• **DIRECTIVE**
Could you rewrite all of the data below as a numbered list, skipping blank lines and leaving out the pictures?

• **PROVIDED DATA**
===============
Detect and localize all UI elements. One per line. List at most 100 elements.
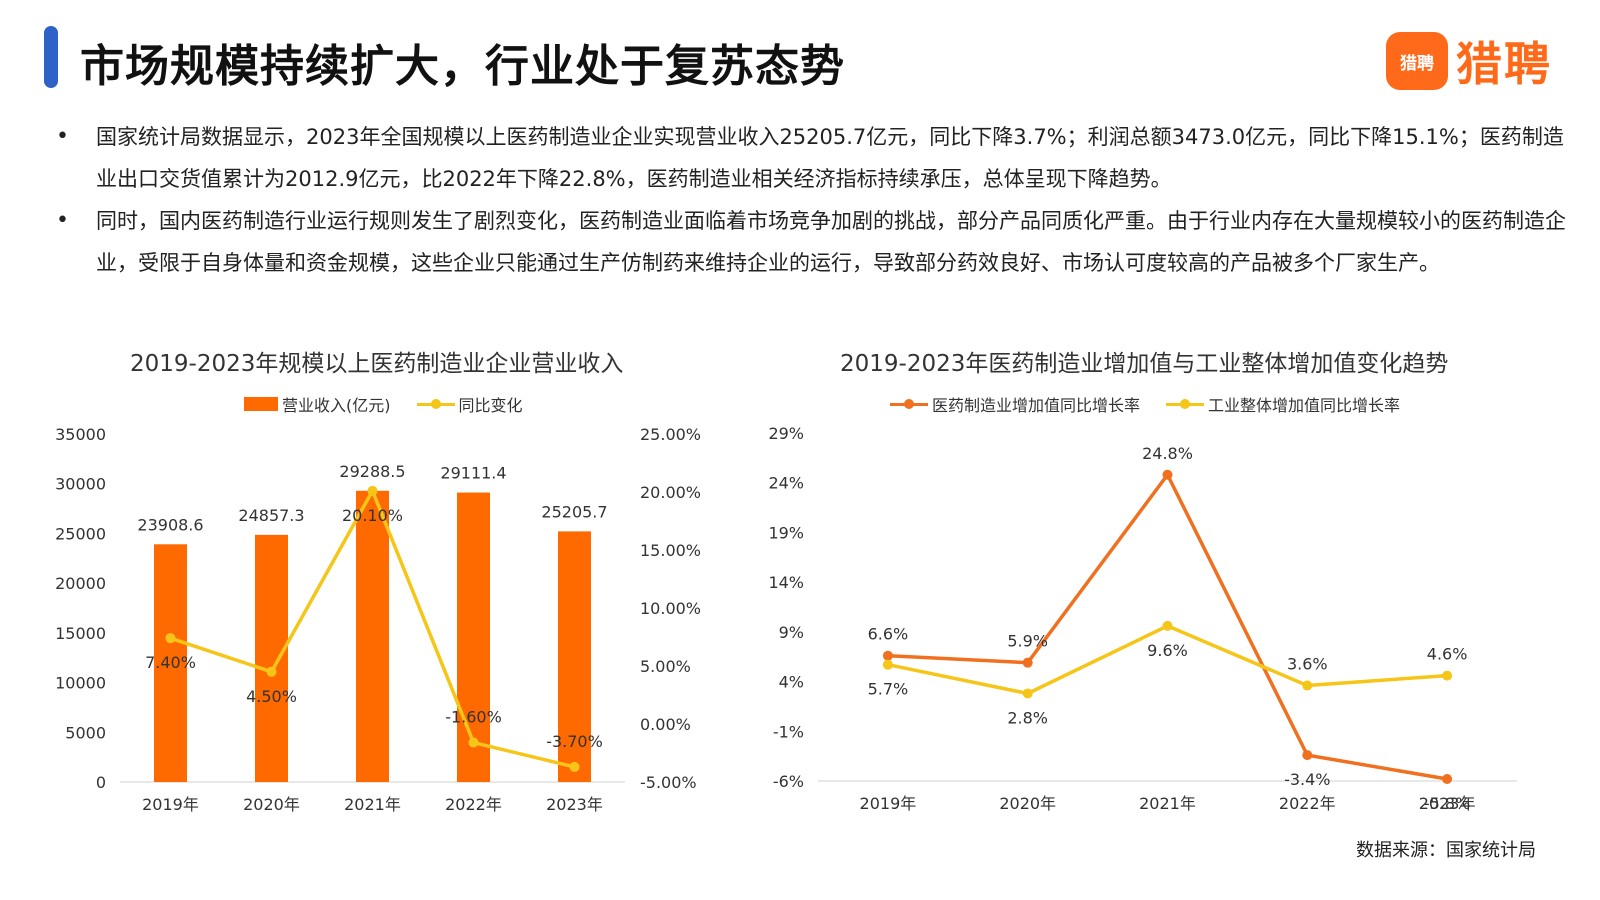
bullet-dot-icon: • <box>56 208 69 233</box>
chart2-y-tick: 29% <box>768 424 804 443</box>
chart2-y-tick: 19% <box>768 523 804 542</box>
chart2-series-label: 4.6% <box>1427 645 1468 664</box>
chart2-series-point <box>1162 469 1173 480</box>
chart2-series-point <box>1442 774 1453 785</box>
bar-swatch-icon <box>244 397 278 411</box>
legend-label: 同比变化 <box>458 396 523 415</box>
chart1-x-tick: 2020年 <box>243 795 300 814</box>
chart1-y-right-tick: 10.00% <box>640 599 701 618</box>
chart2-series-label: 5.9% <box>1007 632 1048 651</box>
chart1-bar-label: 29111.4 <box>440 464 506 483</box>
chart1-bar <box>558 531 591 782</box>
chart1-yoy-label: 20.10% <box>342 506 403 525</box>
chart2-legend-item-industry: 工业整体增加值同比增长率 <box>1166 392 1400 416</box>
chart2-title: 2019-2023年医药制造业增加值与工业整体增加值变化趋势 <box>840 351 1449 377</box>
chart2-series-label: -5.8% <box>1424 794 1470 813</box>
logo-text: 猎聘 <box>1456 37 1552 91</box>
chart1-bar-label: 24857.3 <box>238 506 304 525</box>
chart1-title: 2019-2023年规模以上医药制造业企业营业收入 <box>130 351 624 377</box>
bullet-item: • 国家统计局数据显示，2023年全国规模以上医药制造业企业实现营业收入2520… <box>56 116 1566 200</box>
page-title: 市场规模持续扩大，行业处于复苏态势 <box>80 41 845 92</box>
chart1-y-right-tick: -5.00% <box>640 773 697 792</box>
chart2-series-label: 6.6% <box>868 625 909 644</box>
line-swatch-icon <box>890 397 928 411</box>
chart2-x-tick: 2022年 <box>1279 794 1336 813</box>
data-source-note: 数据来源：国家统计局 <box>1356 840 1536 861</box>
chart1-y-right-tick: 15.00% <box>640 541 701 560</box>
chart1-bar <box>356 490 389 782</box>
bullet-text: 国家统计局数据显示，2023年全国规模以上医药制造业企业实现营业收入25205.… <box>96 125 1564 191</box>
chart1-bar-label: 23908.6 <box>137 515 203 534</box>
line-swatch-icon <box>1166 397 1205 411</box>
chart2-plot: 29% 24% 19% 14% 9% 4% -1% -6% 2019年 2020年 2021年 202… <box>768 424 1517 813</box>
bullet-item: • 同时，国内医药制造行业运行规则发生了剧烈变化，医药制造业面临着市场竞争加剧的… <box>56 200 1566 284</box>
bullet-list: • 国家统计局数据显示，2023年全国规模以上医药制造业企业实现营业收入2520… <box>56 116 1566 284</box>
chart1-bar <box>154 544 187 782</box>
chart2-y-tick: 24% <box>768 474 804 493</box>
chart1-y-left-tick: 10000 <box>55 674 106 693</box>
legend-label: 营业收入(亿元) <box>282 396 391 415</box>
chart2-x-tick: 2023年 <box>1419 794 1476 813</box>
chart2-y-tick: 4% <box>779 673 804 692</box>
liepin-logo: 猎聘 猎聘 <box>1386 28 1552 94</box>
bullet-dot-icon: • <box>56 124 69 149</box>
chart2-series-point <box>1162 620 1173 631</box>
chart2-x-tick: 2019年 <box>860 794 917 813</box>
chart1-y-left-tick: 15000 <box>55 624 106 643</box>
chart1-y-right-tick: 25.00% <box>640 425 701 444</box>
chart2-legend: 医药制造业增加值同比增长率 工业整体增加值同比增长率 <box>890 392 1426 416</box>
bullet-text: 同时，国内医药制造行业运行规则发生了剧烈变化，医药制造业面临着市场竞争加剧的挑战… <box>96 209 1566 275</box>
chart2-series-label: 3.6% <box>1287 655 1328 674</box>
chart1-x-tick: 2022年 <box>445 795 502 814</box>
chart2-y-tick: 14% <box>768 573 804 592</box>
chart1-legend-item-revenue: 营业收入(亿元) <box>244 392 391 416</box>
title-accent-bar <box>44 26 58 88</box>
chart2-x-tick: 2021年 <box>1139 794 1196 813</box>
chart1-legend-item-yoy: 同比变化 <box>416 392 523 416</box>
chart1-yoy-label: 4.50% <box>246 687 297 706</box>
chart2-series-point <box>882 659 893 670</box>
chart2-series-label: 5.7% <box>868 680 909 699</box>
chart1-yoy-point <box>569 761 580 772</box>
chart1-yoy-label: -1.60% <box>445 708 502 727</box>
chart1-x-tick: 2021年 <box>344 795 401 814</box>
chart1-legend: 营业收入(亿元) 同比变化 <box>244 392 549 416</box>
chart1-y-right-tick: 0.00% <box>640 715 691 734</box>
chart1-y-left-tick: 30000 <box>55 475 106 494</box>
chart2-series-point <box>1302 750 1313 761</box>
chart2-series-point <box>882 650 893 661</box>
chart1-bar <box>457 492 490 782</box>
chart1-plot: 35000 30000 25000 20000 15000 10000 5000 0 25.00… <box>55 425 701 814</box>
chart1-yoy-point <box>165 633 176 644</box>
chart1-yoy-label: -3.70% <box>546 732 603 751</box>
chart2-legend-item-pharma: 医药制造业增加值同比增长率 <box>890 392 1140 416</box>
chart2-y-tick: -6% <box>773 772 804 791</box>
chart2-series-point <box>1022 688 1033 699</box>
chart1-yoy-point <box>367 485 378 496</box>
chart1-x-tick: 2023年 <box>546 795 603 814</box>
chart2-series-point <box>1022 657 1033 668</box>
chart1-y-left-tick: 5000 <box>65 723 106 742</box>
legend-label: 医药制造业增加值同比增长率 <box>932 396 1141 415</box>
chart2-y-tick: -1% <box>773 722 804 741</box>
chart1-bar-label: 25205.7 <box>541 502 607 521</box>
logo-box: 猎聘 <box>1386 32 1448 90</box>
chart1-y-left-tick: 20000 <box>55 574 106 593</box>
chart1-y-left-tick: 0 <box>96 773 106 792</box>
chart1-yoy-point <box>266 666 277 677</box>
line-swatch-icon <box>416 397 455 411</box>
chart1-y-right-tick: 20.00% <box>640 483 701 502</box>
chart1-y-left-tick: 35000 <box>55 425 106 444</box>
chart2-y-tick: 9% <box>779 623 804 642</box>
legend-label: 工业整体增加值同比增长率 <box>1208 396 1401 415</box>
chart1-y-left-tick: 25000 <box>55 524 106 543</box>
chart2-series-point <box>1442 670 1453 681</box>
chart2-series-label: 24.8% <box>1142 444 1193 463</box>
chart2-series-label: 9.6% <box>1147 641 1188 660</box>
chart2-x-tick: 2020年 <box>999 794 1056 813</box>
chart1-x-tick: 2019年 <box>142 795 199 814</box>
chart1-y-right-tick: 5.00% <box>640 657 691 676</box>
chart2-series-label: -3.4% <box>1284 770 1330 789</box>
chart1-bar-label: 29288.5 <box>339 462 405 481</box>
chart1-yoy-point <box>468 737 479 748</box>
===============
• **THE REPLY**
1. Detect and localize all UI elements. One per line. List at most 100 elements.
2. bullet-dot-icon: • <box>56 208 69 233</box>
3. chart2-y-tick: 29% <box>768 424 804 443</box>
4. chart2-y-tick: 19% <box>768 523 804 542</box>
5. chart2-series-label: 4.6% <box>1427 645 1468 664</box>
6. chart2-series-point <box>1162 469 1173 480</box>
7. chart2-series-point <box>1442 774 1453 785</box>
8. bar-swatch-icon <box>244 397 278 411</box>
9. legend-label: 同比变化 <box>458 396 523 415</box>
10. chart1-x-tick: 2020年 <box>243 795 300 814</box>
11. chart1-y-right-tick: 10.00% <box>640 599 701 618</box>
12. chart2-series-label: 5.9% <box>1007 632 1048 651</box>
13. chart1-bar-label: 29111.4 <box>440 464 506 483</box>
14. chart1-bar <box>558 531 591 782</box>
15. chart1-yoy-label: 20.10% <box>342 506 403 525</box>
16. chart2-legend-item-industry: 工业整体增加值同比增长率 <box>1166 392 1400 416</box>
17. chart2-title: 2019-2023年医药制造业增加值与工业整体增加值变化趋势 <box>840 351 1449 377</box>
18. chart2-series-label: -5.8% <box>1424 794 1470 813</box>
19. logo-text: 猎聘 <box>1456 37 1552 91</box>
20. chart1-bar-label: 24857.3 <box>238 506 304 525</box>
21. chart1-title: 2019-2023年规模以上医药制造业企业营业收入 <box>130 351 624 377</box>
22. bullet-item: • 国家统计局数据显示，2023年全国规模以上医药制造业企业实现营业收入2520… <box>56 116 1566 200</box>
23. page-title: 市场规模持续扩大，行业处于复苏态势 <box>80 41 845 92</box>
24. chart1-y-right-tick: -5.00% <box>640 773 697 792</box>
25. chart2-series-label: 6.6% <box>868 625 909 644</box>
26. line-swatch-icon <box>890 397 928 411</box>
27. chart2-x-tick: 2022年 <box>1279 794 1336 813</box>
28. data-source-note: 数据来源：国家统计局 <box>1356 840 1536 861</box>
29. chart1-y-right-tick: 15.00% <box>640 541 701 560</box>
30. chart1-bar <box>356 490 389 782</box>
31. bullet-text: 国家统计局数据显示，2023年全国规模以上医药制造业企业实现营业收入25205.… <box>96 125 1564 191</box>
32. chart1-bar-label: 23908.6 <box>137 515 203 534</box>
33. line-swatch-icon <box>1166 397 1205 411</box>
34. chart2-plot: 29% 24% 19% 14% 9% 4% -1% -6% 2019年 2020年 2021年 202… <box>768 424 1517 813</box>
35. bullet-item: • 同时，国内医药制造行业运行规则发生了剧烈变化，医药制造业面临着市场竞争加剧的… <box>56 200 1566 284</box>
36. bullet-list: • 国家统计局数据显示，2023年全国规模以上医药制造业企业实现营业收入2520… <box>56 116 1566 284</box>
37. chart1-bar <box>154 544 187 782</box>
38. chart2-y-tick: 24% <box>768 474 804 493</box>
39. chart1-y-left-tick: 10000 <box>55 674 106 693</box>
40. legend-label: 营业收入(亿元) <box>282 396 391 415</box>
41. chart2-x-tick: 2023年 <box>1419 794 1476 813</box>
42. chart2-y-tick: 4% <box>779 673 804 692</box>
43. liepin-logo: 猎聘 猎聘 <box>1386 28 1552 94</box>
44. bullet-dot-icon: • <box>56 124 69 149</box>
45. chart2-series-point <box>1162 620 1173 631</box>
46. chart2-x-tick: 2019年 <box>860 794 917 813</box>
47. chart1-y-left-tick: 15000 <box>55 624 106 643</box>
48. chart1-y-right-tick: 25.00% <box>640 425 701 444</box>
49. chart2-legend: 医药制造业增加值同比增长率 工业整体增加值同比增长率 <box>890 392 1426 416</box>
50. bullet-text: 同时，国内医药制造行业运行规则发生了剧烈变化，医药制造业面临着市场竞争加剧的挑战… <box>96 209 1566 275</box>
51. chart2-series-label: 3.6% <box>1287 655 1328 674</box>
52. chart1-x-tick: 2022年 <box>445 795 502 814</box>
53. chart2-y-tick: 14% <box>768 573 804 592</box>
54. chart1-legend-item-revenue: 营业收入(亿元) <box>244 392 391 416</box>
55. title-accent-bar <box>44 26 58 88</box>
56. chart2-x-tick: 2021年 <box>1139 794 1196 813</box>
57. chart1-legend-item-yoy: 同比变化 <box>416 392 523 416</box>
58. chart1-yoy-label: 4.50% <box>246 687 297 706</box>
59. chart2-series-point <box>882 659 893 670</box>
60. chart2-series-label: 5.7% <box>868 680 909 699</box>
61. chart1-yoy-point <box>569 761 580 772</box>
62. chart1-yoy-label: -1.60% <box>445 708 502 727</box>
63. chart1-x-tick: 2021年 <box>344 795 401 814</box>
64. chart1-legend: 营业收入(亿元) 同比变化 <box>244 392 549 416</box>
65. chart1-y-right-tick: 0.00% <box>640 715 691 734</box>
66. chart1-y-left-tick: 30000 <box>55 475 106 494</box>
67. chart2-series-point <box>1302 750 1313 761</box>
68. chart2-series-point <box>882 650 893 661</box>
69. chart1-bar <box>457 492 490 782</box>
70. chart1-plot: 35000 30000 25000 20000 15000 10000 5000 0 25.00… <box>55 425 701 814</box>
71. chart1-yoy-point <box>165 633 176 644</box>
72. chart1-yoy-label: -3.70% <box>546 732 603 751</box>
73. chart2-legend-item-pharma: 医药制造业增加值同比增长率 <box>890 392 1140 416</box>
74. chart2-y-tick: -6% <box>773 772 804 791</box>
75. chart2-series-point <box>1022 688 1033 699</box>
76. chart1-yoy-point <box>367 485 378 496</box>
77. chart1-x-tick: 2023年 <box>546 795 603 814</box>
78. chart2-series-point <box>1022 657 1033 668</box>
79. chart1-y-left-tick: 5000 <box>65 723 106 742</box>
80. legend-label: 医药制造业增加值同比增长率 <box>932 396 1141 415</box>
81. chart2-y-tick: -1% <box>773 722 804 741</box>
82. chart1-bar-label: 25205.7 <box>541 502 607 521</box>
83. logo-box: 猎聘 <box>1386 32 1448 90</box>
84. chart1-y-left-tick: 20000 <box>55 574 106 593</box>
85. chart1-y-left-tick: 0 <box>96 773 106 792</box>
86. chart1-yoy-point <box>266 666 277 677</box>
87. line-swatch-icon <box>416 397 455 411</box>
88. chart1-y-right-tick: 20.00% <box>640 483 701 502</box>
89. chart1-y-left-tick: 35000 <box>55 425 106 444</box>
90. chart2-y-tick: 9% <box>779 623 804 642</box>
91. legend-label: 工业整体增加值同比增长率 <box>1208 396 1401 415</box>
92. chart1-y-left-tick: 25000 <box>55 524 106 543</box>
93. chart2-series-point <box>1442 670 1453 681</box>
94. chart2-series-label: 24.8% <box>1142 444 1193 463</box>
95. chart2-series-label: 9.6% <box>1147 641 1188 660</box>
96. chart2-x-tick: 2020年 <box>999 794 1056 813</box>
97. chart1-x-tick: 2019年 <box>142 795 199 814</box>
98. chart1-y-right-tick: 5.00% <box>640 657 691 676</box>
99. chart2-series-label: -3.4% <box>1284 770 1330 789</box>
100. chart1-bar-label: 29288.5 <box>339 462 405 481</box>
101. chart1-yoy-point <box>468 737 479 748</box>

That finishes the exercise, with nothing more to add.